_What you should do_
In the data, extract each line that holds the string "операциям".

== Supplied records ==

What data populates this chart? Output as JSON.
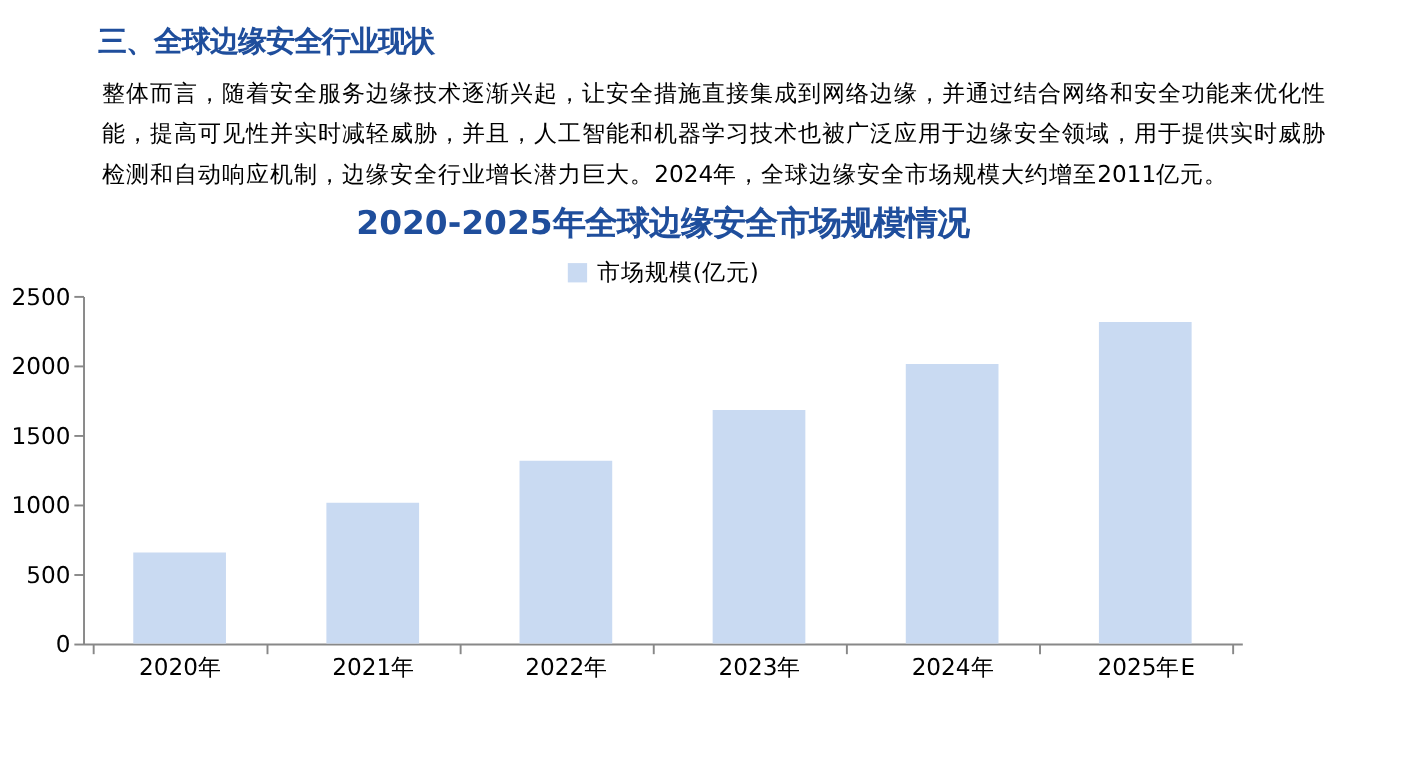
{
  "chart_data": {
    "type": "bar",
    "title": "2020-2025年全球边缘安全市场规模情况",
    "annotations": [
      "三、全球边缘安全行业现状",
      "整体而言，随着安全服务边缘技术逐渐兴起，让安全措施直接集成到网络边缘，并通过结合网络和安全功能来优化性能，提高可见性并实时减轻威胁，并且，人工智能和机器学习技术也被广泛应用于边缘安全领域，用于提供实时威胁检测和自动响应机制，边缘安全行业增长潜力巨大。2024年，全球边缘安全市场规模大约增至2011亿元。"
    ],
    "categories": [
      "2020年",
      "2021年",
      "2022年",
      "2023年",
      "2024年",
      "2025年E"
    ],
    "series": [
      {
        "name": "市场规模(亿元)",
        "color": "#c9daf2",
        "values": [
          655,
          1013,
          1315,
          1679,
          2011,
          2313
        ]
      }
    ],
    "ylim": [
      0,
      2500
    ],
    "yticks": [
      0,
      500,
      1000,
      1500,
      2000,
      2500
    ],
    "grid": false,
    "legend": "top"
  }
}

===
== Supplied records ==

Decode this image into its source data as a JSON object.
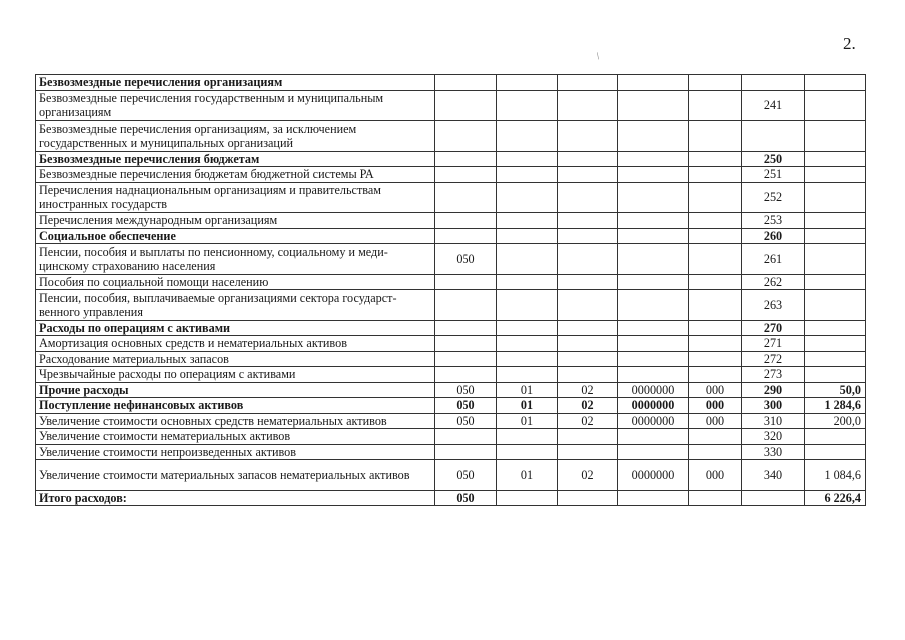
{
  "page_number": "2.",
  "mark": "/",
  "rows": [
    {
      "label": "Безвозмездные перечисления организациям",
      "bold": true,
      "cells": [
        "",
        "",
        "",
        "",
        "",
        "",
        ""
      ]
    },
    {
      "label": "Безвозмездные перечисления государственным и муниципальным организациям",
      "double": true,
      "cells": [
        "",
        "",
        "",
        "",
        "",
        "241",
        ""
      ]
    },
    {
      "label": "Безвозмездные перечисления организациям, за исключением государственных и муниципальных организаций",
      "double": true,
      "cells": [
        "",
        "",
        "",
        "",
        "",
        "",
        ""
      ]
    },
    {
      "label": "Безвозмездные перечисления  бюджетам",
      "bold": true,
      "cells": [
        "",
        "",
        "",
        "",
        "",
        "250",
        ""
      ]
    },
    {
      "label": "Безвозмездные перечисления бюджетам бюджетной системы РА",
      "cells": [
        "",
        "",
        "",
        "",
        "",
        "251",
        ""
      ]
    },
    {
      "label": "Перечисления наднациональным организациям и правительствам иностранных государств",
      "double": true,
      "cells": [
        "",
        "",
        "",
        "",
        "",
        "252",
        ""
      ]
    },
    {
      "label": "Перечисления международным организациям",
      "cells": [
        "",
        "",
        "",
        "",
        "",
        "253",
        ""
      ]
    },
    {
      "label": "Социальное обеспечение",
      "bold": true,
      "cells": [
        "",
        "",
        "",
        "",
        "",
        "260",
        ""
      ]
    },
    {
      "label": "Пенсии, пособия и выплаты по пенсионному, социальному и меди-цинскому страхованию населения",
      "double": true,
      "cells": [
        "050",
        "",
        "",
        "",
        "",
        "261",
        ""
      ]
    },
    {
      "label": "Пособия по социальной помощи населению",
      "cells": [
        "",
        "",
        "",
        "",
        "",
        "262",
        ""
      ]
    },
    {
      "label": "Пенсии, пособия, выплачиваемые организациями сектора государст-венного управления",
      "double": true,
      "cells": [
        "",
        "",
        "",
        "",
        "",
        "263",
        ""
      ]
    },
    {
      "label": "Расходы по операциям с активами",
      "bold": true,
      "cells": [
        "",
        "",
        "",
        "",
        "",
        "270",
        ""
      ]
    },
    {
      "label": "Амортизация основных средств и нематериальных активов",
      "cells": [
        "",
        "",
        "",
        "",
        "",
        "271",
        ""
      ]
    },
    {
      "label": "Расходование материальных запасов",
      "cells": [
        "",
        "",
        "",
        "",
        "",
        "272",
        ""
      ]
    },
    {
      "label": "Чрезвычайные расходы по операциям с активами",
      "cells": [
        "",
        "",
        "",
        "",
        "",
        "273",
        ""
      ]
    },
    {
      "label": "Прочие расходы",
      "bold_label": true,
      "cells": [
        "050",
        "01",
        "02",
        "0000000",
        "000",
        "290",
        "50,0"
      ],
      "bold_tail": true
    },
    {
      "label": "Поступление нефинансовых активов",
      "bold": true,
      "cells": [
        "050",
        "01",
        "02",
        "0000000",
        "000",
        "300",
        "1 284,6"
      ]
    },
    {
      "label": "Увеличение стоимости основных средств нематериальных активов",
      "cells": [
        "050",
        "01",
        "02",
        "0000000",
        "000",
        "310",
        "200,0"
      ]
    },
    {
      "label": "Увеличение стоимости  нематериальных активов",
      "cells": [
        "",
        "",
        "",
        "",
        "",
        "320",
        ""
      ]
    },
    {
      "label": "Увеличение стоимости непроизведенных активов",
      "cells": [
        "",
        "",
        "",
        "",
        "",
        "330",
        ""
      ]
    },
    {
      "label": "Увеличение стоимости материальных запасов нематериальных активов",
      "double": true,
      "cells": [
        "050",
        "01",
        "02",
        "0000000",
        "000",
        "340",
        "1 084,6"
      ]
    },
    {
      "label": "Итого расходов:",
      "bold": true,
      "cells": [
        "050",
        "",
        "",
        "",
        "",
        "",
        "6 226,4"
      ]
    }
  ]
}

===

_Written solution_
      "label": "Расходы по операциям с активами",
      "label": "Чрезвычайные расходы по операциям с активами",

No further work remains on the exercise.